▶ [Source excerpt]:
As shown in Figs. 1 and 4 the transition between the upper edge 13 and a front side edge 17 and/or a rear side edge 18 of the crimp wings 12, 14 can be rounded. Preferably, the transition is rounded by a radius r1, r2, respectively, that preferably ranges from 3% to 20%, more preferably from 5% to 20% or most preferably from 5% to 10% of the length 1 of the conductor crimp wings 12, 14. Particularly, the rounded transition at the rear of the conductor connection portion 10 having a radius r1 facilitates a smooth application of the compression force to the conductor 32 in this area. This further decreases the risk of a break or weakening of the conductor 32.
Further, as particularly shown in Fig. 5 the crimp wings 12, 14 along the upper edge 13 thereof, may comprise a chamfer 19 that may facilitate crimping of the conductor connection area 10. Preferably, the chamfer 19 is slanted by an angle β with respect to the plane 15 of the conductor crimp wings 12, 14, wherein the angle β ranges from 10° to 40°, preferably from 20° to 30.
The conductor crimp wings 12, 14 can further comprise ridges 42, as shown in Fig. 3 and 6 on the inner sides thereof to improve the holding force for the conductor 32 to be held by the conductor connection portion 10. The ridges 42 deform the outer side of the conductor 32 to provide a form fit of the connection between conductor 32 and the electrical crimp terminal 1.

▶ [Written instruction]: Repeat the crimp terminal text word for word from "The conductor crimp wings 12, 14 can" to "crimp terminal 1.". The lines are not needed for anything here.

▶ [Information provided]:

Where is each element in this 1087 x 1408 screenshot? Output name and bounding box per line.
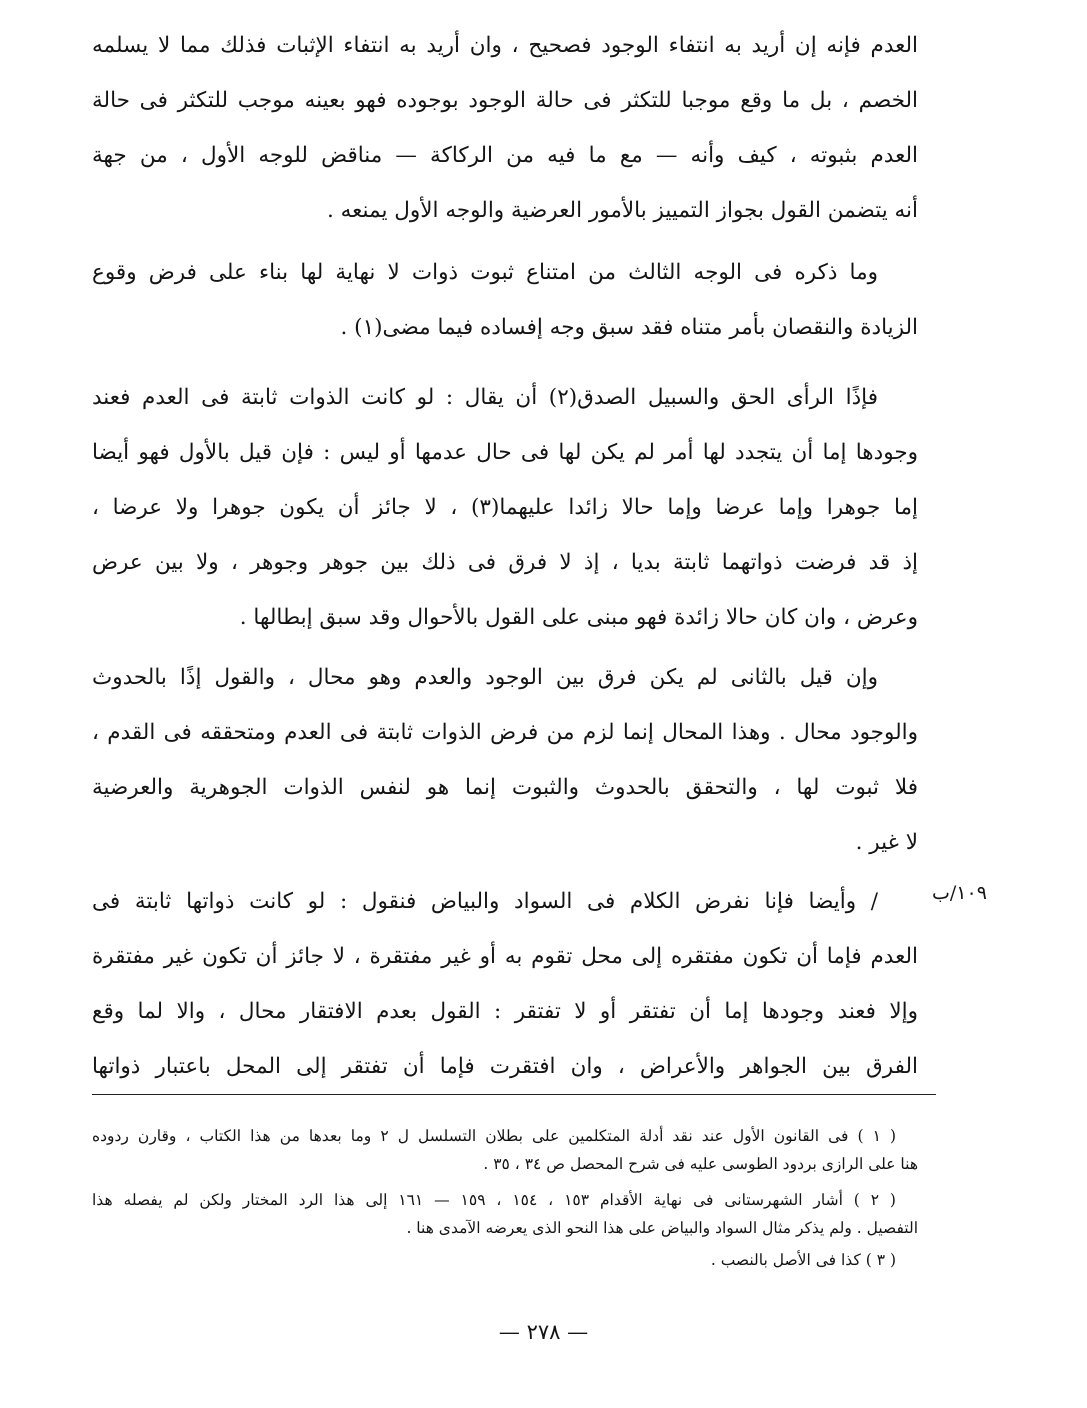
text-line: وإن قيل بالثانى لم يكن فرق بين الوجود والعدم وهو محال ، والقول إذًا بالحدوث [92,665,878,690]
text-line: أنه يتضمن القول بجواز التمييز بالأمور العرضية والوجه الأول يمنعه . [326,198,918,223]
text-line: لا غير . [855,830,918,855]
footnote-line: ( ١ ) فى القانون الأول عند نقد أدلة المتكلمين على بطلان التسلسل ل ٢ وما بعدها من هذا الكتاب ، وقارن ردوده [92,1127,896,1145]
paragraph-1 [92,18,918,238]
footnote-line: التفصيل . ولم يذكر مثال السواد والبياض على هذا النحو الذى يعرضه الآمدى هنا . [406,1219,918,1237]
text-line: فلا ثبوت لها ، والتحقق بالحدوث والثبوت إنما هو لنفس الذوات الجوهرية والعرضية [92,775,918,800]
text-line: وعرض ، وان كان حالا زائدة فهو مبنى على القول بالأحوال وقد سبق إبطالها . [239,605,918,630]
text-line: الزيادة والنقصان بأمر متناه فقد سبق وجه إفساده فيما مضى(١) . [340,315,918,340]
footnote-line: هنا على الرازى بردود الطوسى عليه فى شرح المحصل ص ٣٤ ، ٣٥ . [483,1155,918,1173]
footnote-line: ( ٣ ) كذا فى الأصل بالنصب . [710,1251,896,1269]
text-line: الفرق بين الجواهر والأعراض ، وان افتقرت فإما أن تفتقر إلى المحل باعتبار ذواتها [92,1054,918,1079]
footnote-1 [92,1122,918,1178]
footnote-3 [92,1246,918,1274]
paragraph-2 [92,245,918,355]
text-line: إذ قد فرضت ذواتهما ثابتة بديا ، إذ لا فرق فى ذلك بين جوهر وجوهر ، ولا بين عرض [92,550,918,575]
footnote-2 [92,1186,918,1242]
text-line: فإذًا الرأى الحق والسبيل الصدق(٢) أن يقال : لو كانت الذوات ثابتة فى العدم فعند [92,385,878,410]
text-line: إما جوهرا وإما عرضا وإما حالا زائدا عليهما(٣) ، لا جائز أن يكون جوهرا ولا عرضا ، [92,495,918,520]
paragraph-3 [92,370,918,645]
text-line: العدم فإنه إن أريد به انتفاء الوجود فصحيح ، وان أريد به انتفاء الإثبات فذلك مما لا يسلمه [92,33,918,58]
text-line: وما ذكره فى الوجه الثالث من امتناع ثبوت ذوات لا نهاية لها بناء على فرض وقوع [92,260,878,285]
text-line: الخصم ، بل ما وقع موجبا للتكثر فى حالة الوجود بوجوده فهو بعينه موجب للتكثر فى حالة [92,88,918,113]
footnote-line: ( ٢ ) أشار الشهرستانى فى نهاية الأقدام ١٥٣ ، ١٥٤ ، ١٥٩ — ١٦١ إلى هذا الرد المختار ولكن لم يفصله هذا [92,1191,896,1209]
paragraph-5 [92,874,918,1094]
text-line: والوجود محال . وهذا المحال إنما لزم من فرض الذوات ثابتة فى العدم ومتحققه فى القدم ، [92,720,918,745]
text-line: وإلا فعند وجودها إما أن تفتقر أو لا تفتقر : القول بعدم الافتقار محال ، والا لما وقع [92,999,918,1024]
footnote-divider [92,1094,936,1095]
folio-margin-note: ١٠٩/ب [932,882,987,904]
page-number: — ٢٧٨ — [498,1320,589,1344]
text-line: وجودها إما أن يتجدد لها أمر لم يكن لها فى حال عدمها أو ليس : فإن قيل بالأول فهو أيضا [92,440,918,465]
paragraph-4 [92,650,918,870]
text-line: العدم بثبوته ، كيف وأنه — مع ما فيه من الركاكة — مناقض للوجه الأول ، من جهة [92,143,918,168]
text-line: / وأيضا فإنا نفرض الكلام فى السواد والبياض فنقول : لو كانت ذواتها ثابتة فى [92,889,878,914]
text-line: العدم فإما أن تكون مفتقره إلى محل تقوم به أو غير مفتقرة ، لا جائز أن تكون غير مفتقرة [92,944,918,969]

▶ [The completed task]:
The conductor crimp wings 12, 14 can further comprise ridges 42, as shown in Fig. 3 and 6 on the inner sides thereof to improve the holding force for the conductor 32 to be held by the conductor connection portion 10. The ridges 42 deform the outer side of the conductor 32 to provide a form fit of the connection between conductor 32 and the electrical crimp terminal 1.